§ PROMPT
Transcribe the records that follow, preserving every word.
**** ENTRIES
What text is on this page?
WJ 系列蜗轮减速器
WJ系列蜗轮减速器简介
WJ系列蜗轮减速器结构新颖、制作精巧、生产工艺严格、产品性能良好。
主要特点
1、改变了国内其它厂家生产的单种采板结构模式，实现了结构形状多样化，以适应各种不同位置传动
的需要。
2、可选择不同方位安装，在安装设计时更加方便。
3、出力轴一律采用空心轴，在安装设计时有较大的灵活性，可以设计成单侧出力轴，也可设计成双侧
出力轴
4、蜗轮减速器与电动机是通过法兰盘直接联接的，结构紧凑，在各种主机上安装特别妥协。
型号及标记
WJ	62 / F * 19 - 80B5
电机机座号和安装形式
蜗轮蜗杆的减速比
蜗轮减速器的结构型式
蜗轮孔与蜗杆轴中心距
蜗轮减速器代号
********
§ RESPONSE BELOW
What text is on this page?
WJ 系列蜗轮减速器
WJ系列蜗轮减速器简介
WJ系列蜗轮减速器结构新颖、制作精巧、生产工艺严格、产品性能良好。
主要特点
1、改变了国内其它厂家生产的单种采板结构模式，实现了结构形状多样化，以适应各种不同位置传动
的需要。
2、可选择不同方位安装，在安装设计时更加方便。
3、出力轴一律采用空心轴，在安装设计时有较大的灵活性，可以设计成单侧出力轴，也可设计成双侧
出力轴
4、蜗轮减速器与电动机是通过法兰盘直接联接的，结构紧凑，在各种主机上安装特别妥协。
型号及标记
WJ	62 / F * 19 - 80B5
电机机座号和安装形式
蜗轮蜗杆的减速比
蜗轮减速器的结构型式
蜗轮孔与蜗杆轴中心距
蜗轮减速器代号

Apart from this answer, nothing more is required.